* **What needs to be done**
Write out each line beneath this one exactly as it reads.

Data entries:
_ _ _ _

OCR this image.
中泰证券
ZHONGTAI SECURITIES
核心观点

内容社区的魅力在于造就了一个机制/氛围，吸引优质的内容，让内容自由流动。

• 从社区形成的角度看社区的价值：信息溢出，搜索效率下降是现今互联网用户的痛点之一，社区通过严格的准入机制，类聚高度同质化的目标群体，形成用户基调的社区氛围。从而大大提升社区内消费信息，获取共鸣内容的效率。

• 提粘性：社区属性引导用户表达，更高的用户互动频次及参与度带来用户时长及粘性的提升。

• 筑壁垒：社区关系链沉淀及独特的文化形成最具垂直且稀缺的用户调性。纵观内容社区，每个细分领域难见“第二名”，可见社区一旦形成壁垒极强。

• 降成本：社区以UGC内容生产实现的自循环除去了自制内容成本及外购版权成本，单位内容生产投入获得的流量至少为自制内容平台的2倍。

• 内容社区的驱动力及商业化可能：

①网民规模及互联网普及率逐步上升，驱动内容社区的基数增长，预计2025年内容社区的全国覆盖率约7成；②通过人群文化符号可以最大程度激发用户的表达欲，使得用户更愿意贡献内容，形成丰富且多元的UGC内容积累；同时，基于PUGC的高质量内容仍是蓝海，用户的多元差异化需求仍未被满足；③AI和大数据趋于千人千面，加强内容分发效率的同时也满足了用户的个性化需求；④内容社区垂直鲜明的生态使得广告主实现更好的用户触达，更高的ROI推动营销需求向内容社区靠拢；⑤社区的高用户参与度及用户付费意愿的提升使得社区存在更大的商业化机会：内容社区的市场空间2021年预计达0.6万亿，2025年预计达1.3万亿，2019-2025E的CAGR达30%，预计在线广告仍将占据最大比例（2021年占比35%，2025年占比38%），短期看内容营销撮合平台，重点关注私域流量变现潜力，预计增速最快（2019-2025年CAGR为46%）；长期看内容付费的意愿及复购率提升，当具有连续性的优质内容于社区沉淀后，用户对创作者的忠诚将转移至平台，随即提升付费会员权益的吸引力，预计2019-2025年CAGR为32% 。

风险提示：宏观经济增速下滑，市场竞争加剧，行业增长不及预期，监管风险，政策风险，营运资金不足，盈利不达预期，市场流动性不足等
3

_ _ _ _

* **Correct result**
OCR this image.
中泰证券
ZHONGTAI SECURITIES
核心观点

内容社区的魅力在于造就了一个机制/氛围，吸引优质的内容，让内容自由流动。

• 从社区形成的角度看社区的价值：信息溢出，搜索效率下降是现今互联网用户的痛点之一，社区通过严格的准入机制，类聚高度同质化的目标群体，形成用户基调的社区氛围。从而大大提升社区内消费信息，获取共鸣内容的效率。

• 提粘性：社区属性引导用户表达，更高的用户互动频次及参与度带来用户时长及粘性的提升。

• 筑壁垒：社区关系链沉淀及独特的文化形成最具垂直且稀缺的用户调性。纵观内容社区，每个细分领域难见“第二名”，可见社区一旦形成壁垒极强。

• 降成本：社区以UGC内容生产实现的自循环除去了自制内容成本及外购版权成本，单位内容生产投入获得的流量至少为自制内容平台的2倍。

• 内容社区的驱动力及商业化可能：

①网民规模及互联网普及率逐步上升，驱动内容社区的基数增长，预计2025年内容社区的全国覆盖率约7成；②通过人群文化符号可以最大程度激发用户的表达欲，使得用户更愿意贡献内容，形成丰富且多元的UGC内容积累；同时，基于PUGC的高质量内容仍是蓝海，用户的多元差异化需求仍未被满足；③AI和大数据趋于千人千面，加强内容分发效率的同时也满足了用户的个性化需求；④内容社区垂直鲜明的生态使得广告主实现更好的用户触达，更高的ROI推动营销需求向内容社区靠拢；⑤社区的高用户参与度及用户付费意愿的提升使得社区存在更大的商业化机会：内容社区的市场空间2021年预计达0.6万亿，2025年预计达1.3万亿，2019-2025E的CAGR达30%，预计在线广告仍将占据最大比例（2021年占比35%，2025年占比38%），短期看内容营销撮合平台，重点关注私域流量变现潜力，预计增速最快（2019-2025年CAGR为46%）；长期看内容付费的意愿及复购率提升，当具有连续性的优质内容于社区沉淀后，用户对创作者的忠诚将转移至平台，随即提升付费会员权益的吸引力，预计2019-2025年CAGR为32% 。

风险提示：宏观经济增速下滑，市场竞争加剧，行业增长不及预期，监管风险，政策风险，营运资金不足，盈利不达预期，市场流动性不足等
3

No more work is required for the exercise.